• _Problem to work on_
Wherever the word "JSON" appears in the entries, copy the whole line.

== Material for this exercise

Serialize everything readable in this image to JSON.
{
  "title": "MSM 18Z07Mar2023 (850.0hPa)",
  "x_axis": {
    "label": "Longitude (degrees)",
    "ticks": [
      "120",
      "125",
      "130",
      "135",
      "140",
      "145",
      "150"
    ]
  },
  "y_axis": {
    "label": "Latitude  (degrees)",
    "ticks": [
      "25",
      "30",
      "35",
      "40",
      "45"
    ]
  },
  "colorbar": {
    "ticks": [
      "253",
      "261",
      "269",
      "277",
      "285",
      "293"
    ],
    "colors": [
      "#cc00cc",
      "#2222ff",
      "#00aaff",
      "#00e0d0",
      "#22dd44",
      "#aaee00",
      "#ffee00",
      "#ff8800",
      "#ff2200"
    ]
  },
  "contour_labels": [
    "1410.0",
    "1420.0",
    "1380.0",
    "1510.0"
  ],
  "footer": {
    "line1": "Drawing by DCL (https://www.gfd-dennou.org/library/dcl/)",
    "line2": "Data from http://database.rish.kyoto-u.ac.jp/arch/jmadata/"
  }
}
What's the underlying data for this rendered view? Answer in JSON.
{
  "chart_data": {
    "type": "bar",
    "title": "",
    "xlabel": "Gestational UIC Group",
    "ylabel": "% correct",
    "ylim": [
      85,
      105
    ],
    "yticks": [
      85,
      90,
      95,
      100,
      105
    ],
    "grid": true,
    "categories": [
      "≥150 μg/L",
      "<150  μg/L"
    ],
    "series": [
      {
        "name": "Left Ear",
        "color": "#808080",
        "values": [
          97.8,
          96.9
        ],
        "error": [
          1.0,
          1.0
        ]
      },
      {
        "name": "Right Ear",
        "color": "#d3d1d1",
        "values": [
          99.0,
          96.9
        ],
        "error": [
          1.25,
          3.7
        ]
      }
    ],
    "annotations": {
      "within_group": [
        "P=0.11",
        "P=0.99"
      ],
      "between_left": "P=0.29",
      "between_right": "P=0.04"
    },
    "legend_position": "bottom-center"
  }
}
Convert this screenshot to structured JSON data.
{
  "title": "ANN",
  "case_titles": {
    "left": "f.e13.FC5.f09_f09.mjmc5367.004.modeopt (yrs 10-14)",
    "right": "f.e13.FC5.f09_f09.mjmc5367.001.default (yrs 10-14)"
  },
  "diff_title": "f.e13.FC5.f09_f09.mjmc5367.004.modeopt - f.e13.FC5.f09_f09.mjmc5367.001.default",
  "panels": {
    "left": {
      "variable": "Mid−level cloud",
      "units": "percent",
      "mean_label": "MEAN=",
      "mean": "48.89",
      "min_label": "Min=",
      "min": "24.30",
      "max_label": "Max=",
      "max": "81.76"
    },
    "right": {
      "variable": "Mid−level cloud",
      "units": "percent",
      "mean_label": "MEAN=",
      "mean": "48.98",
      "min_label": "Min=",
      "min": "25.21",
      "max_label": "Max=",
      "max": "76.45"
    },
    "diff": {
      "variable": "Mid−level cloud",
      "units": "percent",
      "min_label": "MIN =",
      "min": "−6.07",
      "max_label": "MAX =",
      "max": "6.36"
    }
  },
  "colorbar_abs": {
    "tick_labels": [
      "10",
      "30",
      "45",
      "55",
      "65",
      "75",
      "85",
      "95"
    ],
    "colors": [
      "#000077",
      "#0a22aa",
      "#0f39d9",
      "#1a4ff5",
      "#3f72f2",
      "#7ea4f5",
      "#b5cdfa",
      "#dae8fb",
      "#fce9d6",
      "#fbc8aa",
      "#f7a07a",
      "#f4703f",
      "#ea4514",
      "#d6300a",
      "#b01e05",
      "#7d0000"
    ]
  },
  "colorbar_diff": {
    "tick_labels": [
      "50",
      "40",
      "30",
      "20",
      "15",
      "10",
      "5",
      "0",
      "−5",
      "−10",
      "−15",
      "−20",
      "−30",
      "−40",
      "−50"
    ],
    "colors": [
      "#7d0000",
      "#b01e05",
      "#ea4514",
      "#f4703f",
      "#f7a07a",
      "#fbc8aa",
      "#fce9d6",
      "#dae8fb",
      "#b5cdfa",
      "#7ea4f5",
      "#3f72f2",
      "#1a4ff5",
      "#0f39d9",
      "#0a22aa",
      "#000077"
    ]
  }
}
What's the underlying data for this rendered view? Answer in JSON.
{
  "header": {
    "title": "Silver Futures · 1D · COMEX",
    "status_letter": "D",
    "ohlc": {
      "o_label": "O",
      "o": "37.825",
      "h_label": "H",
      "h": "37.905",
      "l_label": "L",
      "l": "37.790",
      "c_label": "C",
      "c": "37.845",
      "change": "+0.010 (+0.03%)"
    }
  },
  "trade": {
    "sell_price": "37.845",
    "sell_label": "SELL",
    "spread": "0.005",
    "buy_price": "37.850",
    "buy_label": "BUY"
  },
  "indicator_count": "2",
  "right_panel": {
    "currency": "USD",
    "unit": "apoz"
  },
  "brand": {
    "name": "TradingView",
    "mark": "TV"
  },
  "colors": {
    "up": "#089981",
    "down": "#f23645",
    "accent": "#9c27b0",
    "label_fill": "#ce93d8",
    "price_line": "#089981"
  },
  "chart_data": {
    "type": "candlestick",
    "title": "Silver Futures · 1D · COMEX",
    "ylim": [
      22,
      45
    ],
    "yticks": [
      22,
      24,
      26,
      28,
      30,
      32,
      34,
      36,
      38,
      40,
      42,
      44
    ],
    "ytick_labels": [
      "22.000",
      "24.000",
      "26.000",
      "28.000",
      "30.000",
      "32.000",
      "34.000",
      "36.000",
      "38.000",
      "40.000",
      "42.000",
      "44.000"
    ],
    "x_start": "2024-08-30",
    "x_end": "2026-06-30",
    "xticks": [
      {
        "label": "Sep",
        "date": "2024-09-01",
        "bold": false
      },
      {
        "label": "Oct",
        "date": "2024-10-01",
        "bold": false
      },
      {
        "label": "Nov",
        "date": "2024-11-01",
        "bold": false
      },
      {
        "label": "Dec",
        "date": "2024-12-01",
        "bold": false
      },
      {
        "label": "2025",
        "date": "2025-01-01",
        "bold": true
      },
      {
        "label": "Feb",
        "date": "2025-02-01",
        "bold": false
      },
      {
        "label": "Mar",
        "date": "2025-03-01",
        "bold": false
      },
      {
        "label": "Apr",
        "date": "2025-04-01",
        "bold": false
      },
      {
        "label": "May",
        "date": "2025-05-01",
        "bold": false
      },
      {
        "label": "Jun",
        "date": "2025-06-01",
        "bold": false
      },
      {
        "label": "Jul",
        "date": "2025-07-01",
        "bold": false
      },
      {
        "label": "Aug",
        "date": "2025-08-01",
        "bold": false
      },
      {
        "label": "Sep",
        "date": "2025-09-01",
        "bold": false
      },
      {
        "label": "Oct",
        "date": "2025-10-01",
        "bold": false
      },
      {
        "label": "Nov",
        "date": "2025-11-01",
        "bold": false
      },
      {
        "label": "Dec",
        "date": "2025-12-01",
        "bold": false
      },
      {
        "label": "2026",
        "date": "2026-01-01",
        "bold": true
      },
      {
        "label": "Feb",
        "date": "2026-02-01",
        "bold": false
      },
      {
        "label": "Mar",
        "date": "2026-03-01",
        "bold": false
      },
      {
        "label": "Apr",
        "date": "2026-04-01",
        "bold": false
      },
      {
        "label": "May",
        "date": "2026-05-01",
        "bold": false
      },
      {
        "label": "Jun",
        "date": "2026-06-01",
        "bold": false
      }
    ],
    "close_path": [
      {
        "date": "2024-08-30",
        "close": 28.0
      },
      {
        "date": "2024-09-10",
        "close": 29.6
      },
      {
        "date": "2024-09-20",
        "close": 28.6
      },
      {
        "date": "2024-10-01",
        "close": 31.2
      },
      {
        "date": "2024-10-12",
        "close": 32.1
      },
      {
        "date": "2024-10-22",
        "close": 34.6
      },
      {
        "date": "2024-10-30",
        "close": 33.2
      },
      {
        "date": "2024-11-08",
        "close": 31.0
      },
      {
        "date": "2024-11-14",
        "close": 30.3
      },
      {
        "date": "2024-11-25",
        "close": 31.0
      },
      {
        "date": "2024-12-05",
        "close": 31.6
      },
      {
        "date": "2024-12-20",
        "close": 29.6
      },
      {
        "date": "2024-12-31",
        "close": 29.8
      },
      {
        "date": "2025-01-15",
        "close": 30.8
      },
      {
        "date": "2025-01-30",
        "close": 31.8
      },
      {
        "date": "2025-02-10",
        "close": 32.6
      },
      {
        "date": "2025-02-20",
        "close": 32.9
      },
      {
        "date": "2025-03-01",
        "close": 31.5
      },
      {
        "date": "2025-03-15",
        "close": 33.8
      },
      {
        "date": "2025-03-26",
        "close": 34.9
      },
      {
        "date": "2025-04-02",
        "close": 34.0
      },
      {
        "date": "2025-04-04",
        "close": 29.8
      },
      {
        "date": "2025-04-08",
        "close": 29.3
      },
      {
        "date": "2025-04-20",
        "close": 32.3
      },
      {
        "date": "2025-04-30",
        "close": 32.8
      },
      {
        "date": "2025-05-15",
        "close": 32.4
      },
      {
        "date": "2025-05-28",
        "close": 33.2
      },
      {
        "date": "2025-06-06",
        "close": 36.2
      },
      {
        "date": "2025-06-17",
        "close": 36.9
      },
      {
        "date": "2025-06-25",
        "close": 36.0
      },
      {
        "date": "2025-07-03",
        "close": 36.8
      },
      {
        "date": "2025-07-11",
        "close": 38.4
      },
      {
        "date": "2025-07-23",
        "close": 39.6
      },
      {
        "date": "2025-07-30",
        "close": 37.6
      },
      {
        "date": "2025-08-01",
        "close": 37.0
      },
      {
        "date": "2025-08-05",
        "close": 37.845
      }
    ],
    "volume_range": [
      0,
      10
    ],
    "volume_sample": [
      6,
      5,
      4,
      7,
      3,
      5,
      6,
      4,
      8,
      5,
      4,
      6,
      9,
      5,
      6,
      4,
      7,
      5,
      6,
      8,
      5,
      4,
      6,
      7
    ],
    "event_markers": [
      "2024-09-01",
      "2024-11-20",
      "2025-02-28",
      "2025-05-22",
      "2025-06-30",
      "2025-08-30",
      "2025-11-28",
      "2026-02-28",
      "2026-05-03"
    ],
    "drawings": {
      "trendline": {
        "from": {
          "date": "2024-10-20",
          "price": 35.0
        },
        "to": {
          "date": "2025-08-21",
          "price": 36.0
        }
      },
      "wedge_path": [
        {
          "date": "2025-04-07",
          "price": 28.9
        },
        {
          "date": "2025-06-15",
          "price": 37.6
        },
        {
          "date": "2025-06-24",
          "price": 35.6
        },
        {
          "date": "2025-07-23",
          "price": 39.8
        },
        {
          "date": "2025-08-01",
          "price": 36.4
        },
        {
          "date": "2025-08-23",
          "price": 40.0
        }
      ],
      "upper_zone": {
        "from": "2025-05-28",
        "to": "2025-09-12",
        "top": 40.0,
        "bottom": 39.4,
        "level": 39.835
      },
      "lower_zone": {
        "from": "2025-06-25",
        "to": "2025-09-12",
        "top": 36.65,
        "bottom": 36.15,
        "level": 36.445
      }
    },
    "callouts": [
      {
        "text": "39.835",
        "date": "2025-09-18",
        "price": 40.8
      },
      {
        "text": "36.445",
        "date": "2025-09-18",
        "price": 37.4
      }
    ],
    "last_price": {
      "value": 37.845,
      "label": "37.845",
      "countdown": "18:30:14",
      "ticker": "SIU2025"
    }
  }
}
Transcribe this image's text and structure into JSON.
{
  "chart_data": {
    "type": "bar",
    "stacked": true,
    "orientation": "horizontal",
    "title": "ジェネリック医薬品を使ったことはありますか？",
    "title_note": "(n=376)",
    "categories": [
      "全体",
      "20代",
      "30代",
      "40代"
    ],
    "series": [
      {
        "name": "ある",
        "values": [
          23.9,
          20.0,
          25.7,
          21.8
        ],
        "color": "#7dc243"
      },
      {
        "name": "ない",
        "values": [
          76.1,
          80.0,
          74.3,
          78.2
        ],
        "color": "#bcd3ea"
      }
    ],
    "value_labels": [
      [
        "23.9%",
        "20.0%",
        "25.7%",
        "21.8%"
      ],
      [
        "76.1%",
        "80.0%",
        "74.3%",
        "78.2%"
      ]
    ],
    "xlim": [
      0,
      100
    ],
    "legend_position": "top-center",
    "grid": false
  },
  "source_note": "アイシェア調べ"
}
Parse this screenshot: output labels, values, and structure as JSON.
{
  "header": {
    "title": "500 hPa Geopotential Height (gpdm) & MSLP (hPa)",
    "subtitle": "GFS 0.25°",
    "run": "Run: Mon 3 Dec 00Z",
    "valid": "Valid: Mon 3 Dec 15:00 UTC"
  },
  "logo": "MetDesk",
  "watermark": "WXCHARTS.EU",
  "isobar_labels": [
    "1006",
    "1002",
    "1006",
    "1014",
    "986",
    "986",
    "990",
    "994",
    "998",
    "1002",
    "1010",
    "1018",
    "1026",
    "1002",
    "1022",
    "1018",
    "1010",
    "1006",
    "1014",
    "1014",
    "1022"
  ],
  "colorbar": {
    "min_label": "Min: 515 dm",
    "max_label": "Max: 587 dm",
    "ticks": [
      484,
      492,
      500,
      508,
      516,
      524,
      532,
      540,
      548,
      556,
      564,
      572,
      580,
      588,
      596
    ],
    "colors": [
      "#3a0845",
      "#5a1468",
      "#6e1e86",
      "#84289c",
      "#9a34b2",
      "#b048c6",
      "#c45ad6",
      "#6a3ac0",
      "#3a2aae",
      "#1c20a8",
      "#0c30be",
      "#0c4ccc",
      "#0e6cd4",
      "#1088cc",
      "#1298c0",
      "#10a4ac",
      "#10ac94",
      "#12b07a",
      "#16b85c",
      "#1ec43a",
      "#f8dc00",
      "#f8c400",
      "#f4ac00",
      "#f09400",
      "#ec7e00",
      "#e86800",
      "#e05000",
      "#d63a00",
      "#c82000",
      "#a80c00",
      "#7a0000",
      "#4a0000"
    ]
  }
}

====

• _Exercise response_
Serialize everything readable in this image to JSON.
What's the underlying data for this rendered view? Answer in JSON.
Convert this screenshot to structured JSON data.
What's the underlying data for this rendered view? Answer in JSON.
Transcribe this image's text and structure into JSON.
Parse this screenshot: output labels, values, and structure as JSON.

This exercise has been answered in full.